* Work required: Look through the lines below and extract each one that contains "Denton".

* Dataset:
>> begin

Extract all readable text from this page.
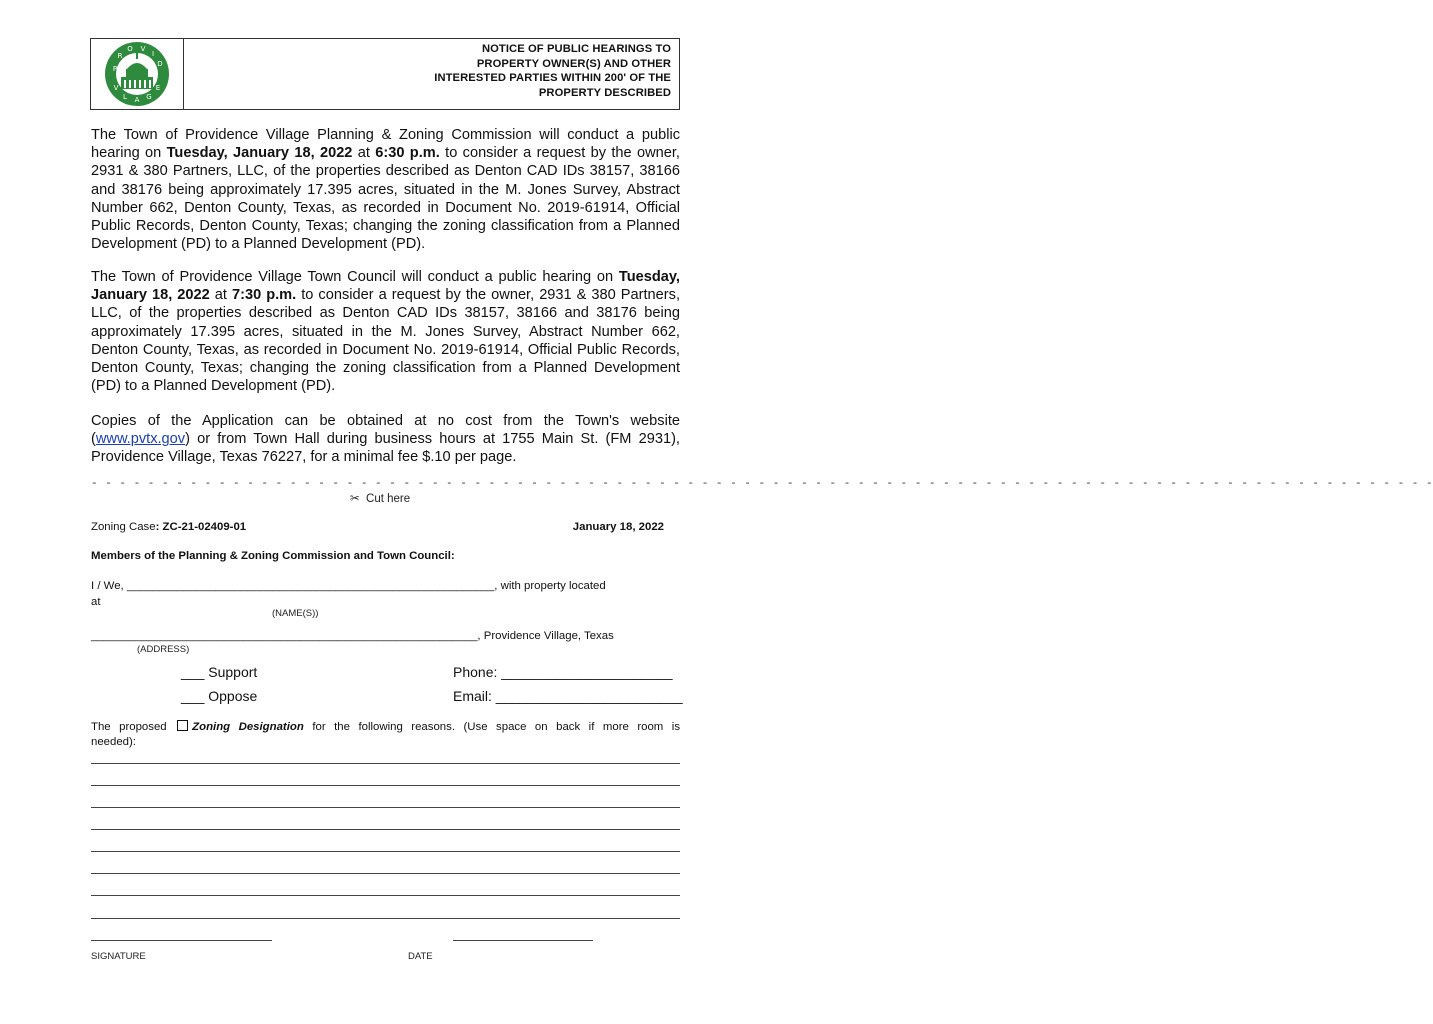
P
R
O V
I
D
V
L A G
E
NOTICE OF PUBLIC HEARINGS TO
PROPERTY OWNER(S) AND OTHER
INTERESTED PARTIES WITHIN 200' OF THE
PROPERTY DESCRIBED
The Town of Providence Village Planning & Zoning Commission will conduct a public hearing on Tuesday, January 18, 2022 at 6:30 p.m. to consider a request by the owner, 2931 & 380 Partners, LLC, of the properties described as Denton CAD IDs 38157, 38166 and 38176 being approximately 17.395 acres, situated in the M. Jones Survey, Abstract Number 662, Denton County, Texas, as recorded in Document No. 2019-61914, Official Public Records, Denton County, Texas; changing the zoning classification from a Planned Development (PD) to a Planned Development (PD).
The Town of Providence Village Town Council will conduct a public hearing on Tuesday, January 18, 2022 at 7:30 p.m. to consider a request by the owner, 2931 & 380 Partners, LLC, of the properties described as Denton CAD IDs 38157, 38166 and 38176 being approximately 17.395 acres, situated in the M. Jones Survey, Abstract Number 662, Denton County, Texas, as recorded in Document No. 2019-61914, Official Public Records, Denton County, Texas; changing the zoning classification from a Planned Development (PD) to a Planned Development (PD).
Copies of the Application can be obtained at no cost from the Town's website (www.pvtx.gov) or from Town Hall during business hours at 1755 Main St. (FM 2931), Providence Village, Texas 76227, for a minimal fee $.10 per page.
- - - - - - - - - - - - - - - - - - - - - - - - - - - - - - - - - - - - - - - - - - - - - - - - - - - - - - - - - - - - - - - - - - - - - - - - - - - - - - - - - - - - - - - - - - - - - - -
✂ Cut here
Zoning Case: ZC-21-02409-01	January 18, 2022
Members of the Planning & Zoning Commission and Town Council:
I / We, __________________________________________________________, with property located
at
(NAME(S))
_____________________________________________________________, Providence Village, Texas
(ADDRESS)
___ Support
___ Oppose
Phone: ______________________
Email: ________________________
The proposed Zoning Designation for the following reasons. (Use space on back if more room is
needed):
SIGNATURE	DATE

>> end

* Exercise solution:
The Town of Providence Village Planning & Zoning Commission will conduct a public hearing on Tuesday, January 18, 2022 at 6:30 p.m. to consider a request by the owner, 2931 & 380 Partners, LLC, of the properties described as Denton CAD IDs 38157, 38166 and 38176 being approximately 17.395 acres, situated in the M. Jones Survey, Abstract Number 662, Denton County, Texas, as recorded in Document No. 2019-61914, Official Public Records, Denton County, Texas; changing the zoning classification from a Planned Development (PD) to a Planned Development (PD).
The Town of Providence Village Town Council will conduct a public hearing on Tuesday, January 18, 2022 at 7:30 p.m. to consider a request by the owner, 2931 & 380 Partners, LLC, of the properties described as Denton CAD IDs 38157, 38166 and 38176 being approximately 17.395 acres, situated in the M. Jones Survey, Abstract Number 662, Denton County, Texas, as recorded in Document No. 2019-61914, Official Public Records, Denton County, Texas; changing the zoning classification from a Planned Development (PD) to a Planned Development (PD).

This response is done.